-- begin --

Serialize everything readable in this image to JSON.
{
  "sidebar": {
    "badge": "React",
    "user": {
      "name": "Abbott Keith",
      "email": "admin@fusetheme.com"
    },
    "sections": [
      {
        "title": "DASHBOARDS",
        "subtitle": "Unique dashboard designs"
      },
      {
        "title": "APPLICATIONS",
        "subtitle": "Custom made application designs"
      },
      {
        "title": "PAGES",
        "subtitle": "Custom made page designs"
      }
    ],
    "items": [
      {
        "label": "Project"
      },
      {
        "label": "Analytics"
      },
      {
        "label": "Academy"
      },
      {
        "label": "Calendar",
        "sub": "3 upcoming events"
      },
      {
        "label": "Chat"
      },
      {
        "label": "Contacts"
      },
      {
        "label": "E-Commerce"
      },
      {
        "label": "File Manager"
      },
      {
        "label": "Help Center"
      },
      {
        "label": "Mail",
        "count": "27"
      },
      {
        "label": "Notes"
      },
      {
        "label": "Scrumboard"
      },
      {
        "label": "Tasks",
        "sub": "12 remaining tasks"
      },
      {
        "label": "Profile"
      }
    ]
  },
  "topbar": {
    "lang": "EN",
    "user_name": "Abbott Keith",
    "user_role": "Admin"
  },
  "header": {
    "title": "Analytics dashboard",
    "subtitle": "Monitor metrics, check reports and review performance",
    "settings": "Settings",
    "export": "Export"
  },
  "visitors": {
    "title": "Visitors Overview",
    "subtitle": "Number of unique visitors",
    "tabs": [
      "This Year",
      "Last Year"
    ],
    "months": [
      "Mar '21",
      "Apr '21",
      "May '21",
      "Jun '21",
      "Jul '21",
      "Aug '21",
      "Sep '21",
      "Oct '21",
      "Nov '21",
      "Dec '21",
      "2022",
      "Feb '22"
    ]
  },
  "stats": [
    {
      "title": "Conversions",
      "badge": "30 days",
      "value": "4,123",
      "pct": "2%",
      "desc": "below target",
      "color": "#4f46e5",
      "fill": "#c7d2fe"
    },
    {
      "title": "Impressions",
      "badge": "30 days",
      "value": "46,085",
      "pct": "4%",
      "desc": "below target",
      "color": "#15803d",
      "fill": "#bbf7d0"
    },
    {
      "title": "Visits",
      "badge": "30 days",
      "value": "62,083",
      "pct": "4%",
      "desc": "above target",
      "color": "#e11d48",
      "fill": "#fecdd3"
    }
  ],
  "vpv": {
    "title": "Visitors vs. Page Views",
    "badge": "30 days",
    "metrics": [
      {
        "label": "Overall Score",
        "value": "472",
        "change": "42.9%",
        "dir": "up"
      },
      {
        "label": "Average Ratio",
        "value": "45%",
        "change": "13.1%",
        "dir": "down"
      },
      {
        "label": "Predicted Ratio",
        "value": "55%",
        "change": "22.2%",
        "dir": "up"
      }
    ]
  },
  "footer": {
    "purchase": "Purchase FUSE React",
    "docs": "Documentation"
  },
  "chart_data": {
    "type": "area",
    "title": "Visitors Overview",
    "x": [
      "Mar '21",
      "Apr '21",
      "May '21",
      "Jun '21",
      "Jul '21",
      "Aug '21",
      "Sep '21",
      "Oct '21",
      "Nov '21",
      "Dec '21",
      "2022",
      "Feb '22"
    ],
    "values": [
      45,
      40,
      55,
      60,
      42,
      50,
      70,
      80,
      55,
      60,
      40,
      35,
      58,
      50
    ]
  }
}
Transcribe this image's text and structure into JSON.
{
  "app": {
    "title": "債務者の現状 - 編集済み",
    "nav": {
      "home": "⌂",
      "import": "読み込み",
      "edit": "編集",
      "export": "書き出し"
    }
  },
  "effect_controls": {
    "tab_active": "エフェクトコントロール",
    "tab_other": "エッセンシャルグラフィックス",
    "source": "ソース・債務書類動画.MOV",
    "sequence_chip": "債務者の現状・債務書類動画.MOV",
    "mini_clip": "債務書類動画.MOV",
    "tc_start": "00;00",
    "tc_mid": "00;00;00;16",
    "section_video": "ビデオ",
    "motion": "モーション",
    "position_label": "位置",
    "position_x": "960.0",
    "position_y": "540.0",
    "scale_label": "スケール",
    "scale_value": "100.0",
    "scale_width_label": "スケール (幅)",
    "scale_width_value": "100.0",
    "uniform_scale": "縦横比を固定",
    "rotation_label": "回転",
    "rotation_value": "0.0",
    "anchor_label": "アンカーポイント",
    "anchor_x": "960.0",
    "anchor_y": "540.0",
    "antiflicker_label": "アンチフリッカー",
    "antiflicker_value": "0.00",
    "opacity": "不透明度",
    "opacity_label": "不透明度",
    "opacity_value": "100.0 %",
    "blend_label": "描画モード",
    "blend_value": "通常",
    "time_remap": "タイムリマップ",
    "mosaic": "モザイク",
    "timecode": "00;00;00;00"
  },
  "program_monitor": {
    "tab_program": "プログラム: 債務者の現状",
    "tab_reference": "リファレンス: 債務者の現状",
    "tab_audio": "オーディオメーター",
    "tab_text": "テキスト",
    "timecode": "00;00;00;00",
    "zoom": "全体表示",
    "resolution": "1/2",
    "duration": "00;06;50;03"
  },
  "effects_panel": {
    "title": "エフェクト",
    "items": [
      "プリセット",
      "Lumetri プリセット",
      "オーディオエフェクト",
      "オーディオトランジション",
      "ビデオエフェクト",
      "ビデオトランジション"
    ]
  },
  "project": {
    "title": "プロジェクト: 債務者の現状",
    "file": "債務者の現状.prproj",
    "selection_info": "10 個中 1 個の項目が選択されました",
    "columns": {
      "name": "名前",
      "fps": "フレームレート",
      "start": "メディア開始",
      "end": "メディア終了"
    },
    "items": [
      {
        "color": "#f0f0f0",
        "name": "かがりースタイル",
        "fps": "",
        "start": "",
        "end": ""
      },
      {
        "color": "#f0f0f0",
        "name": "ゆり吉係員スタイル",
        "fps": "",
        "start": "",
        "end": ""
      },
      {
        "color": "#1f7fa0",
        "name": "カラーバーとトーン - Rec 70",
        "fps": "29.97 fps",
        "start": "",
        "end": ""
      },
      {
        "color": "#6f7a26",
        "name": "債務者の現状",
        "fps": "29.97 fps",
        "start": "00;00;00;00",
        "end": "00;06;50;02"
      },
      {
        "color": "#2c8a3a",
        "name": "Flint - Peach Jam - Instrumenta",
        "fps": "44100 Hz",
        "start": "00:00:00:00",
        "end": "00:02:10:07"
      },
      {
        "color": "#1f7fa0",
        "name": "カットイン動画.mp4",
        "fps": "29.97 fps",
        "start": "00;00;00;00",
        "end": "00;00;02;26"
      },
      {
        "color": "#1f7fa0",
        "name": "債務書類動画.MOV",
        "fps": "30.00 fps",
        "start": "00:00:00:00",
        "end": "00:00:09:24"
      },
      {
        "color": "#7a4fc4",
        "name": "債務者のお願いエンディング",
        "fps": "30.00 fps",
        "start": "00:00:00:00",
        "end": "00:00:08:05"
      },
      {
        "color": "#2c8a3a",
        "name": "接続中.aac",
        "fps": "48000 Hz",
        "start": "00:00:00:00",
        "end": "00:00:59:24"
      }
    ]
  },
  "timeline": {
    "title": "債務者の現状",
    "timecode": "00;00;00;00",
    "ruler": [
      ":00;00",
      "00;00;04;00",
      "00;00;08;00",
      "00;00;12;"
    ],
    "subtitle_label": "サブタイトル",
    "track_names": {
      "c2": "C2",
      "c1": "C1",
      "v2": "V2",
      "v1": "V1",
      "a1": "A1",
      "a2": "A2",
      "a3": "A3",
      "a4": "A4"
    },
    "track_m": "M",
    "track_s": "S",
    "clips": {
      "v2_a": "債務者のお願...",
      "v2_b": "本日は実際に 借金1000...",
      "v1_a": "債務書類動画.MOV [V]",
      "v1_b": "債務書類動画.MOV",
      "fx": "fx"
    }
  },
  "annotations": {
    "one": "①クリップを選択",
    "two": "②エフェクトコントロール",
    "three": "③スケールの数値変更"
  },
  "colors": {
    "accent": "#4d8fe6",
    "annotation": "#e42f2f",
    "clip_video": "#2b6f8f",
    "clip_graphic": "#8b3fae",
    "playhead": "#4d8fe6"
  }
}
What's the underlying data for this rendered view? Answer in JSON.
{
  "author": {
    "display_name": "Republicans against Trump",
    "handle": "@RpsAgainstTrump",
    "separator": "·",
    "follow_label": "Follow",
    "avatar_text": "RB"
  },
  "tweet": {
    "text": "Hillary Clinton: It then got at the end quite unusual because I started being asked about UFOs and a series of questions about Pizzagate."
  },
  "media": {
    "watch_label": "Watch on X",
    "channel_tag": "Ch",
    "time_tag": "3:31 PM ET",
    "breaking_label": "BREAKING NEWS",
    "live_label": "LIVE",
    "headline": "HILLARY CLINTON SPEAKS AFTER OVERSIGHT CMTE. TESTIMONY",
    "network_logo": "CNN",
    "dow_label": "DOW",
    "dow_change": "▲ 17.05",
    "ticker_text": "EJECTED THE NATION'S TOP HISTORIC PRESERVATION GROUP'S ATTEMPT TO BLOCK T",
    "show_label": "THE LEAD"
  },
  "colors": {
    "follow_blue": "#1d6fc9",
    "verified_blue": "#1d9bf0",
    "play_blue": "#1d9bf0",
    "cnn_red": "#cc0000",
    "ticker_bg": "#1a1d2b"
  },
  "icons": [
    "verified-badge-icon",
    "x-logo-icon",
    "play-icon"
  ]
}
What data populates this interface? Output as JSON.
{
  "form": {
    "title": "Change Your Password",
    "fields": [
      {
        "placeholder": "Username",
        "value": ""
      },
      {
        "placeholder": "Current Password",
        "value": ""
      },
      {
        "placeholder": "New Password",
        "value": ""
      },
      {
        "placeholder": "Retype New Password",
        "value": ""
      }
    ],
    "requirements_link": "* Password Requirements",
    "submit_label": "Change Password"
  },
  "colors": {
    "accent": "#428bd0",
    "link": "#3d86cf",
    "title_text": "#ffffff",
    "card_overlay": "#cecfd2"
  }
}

-- end --

» **TASK TO CARRY OUT**
Your task is to gather every line with the word "image" and copy it.

» **EXERCISE RESPONSE**
Serialize everything readable in this image to JSON.
Transcribe this image's text and structure into JSON.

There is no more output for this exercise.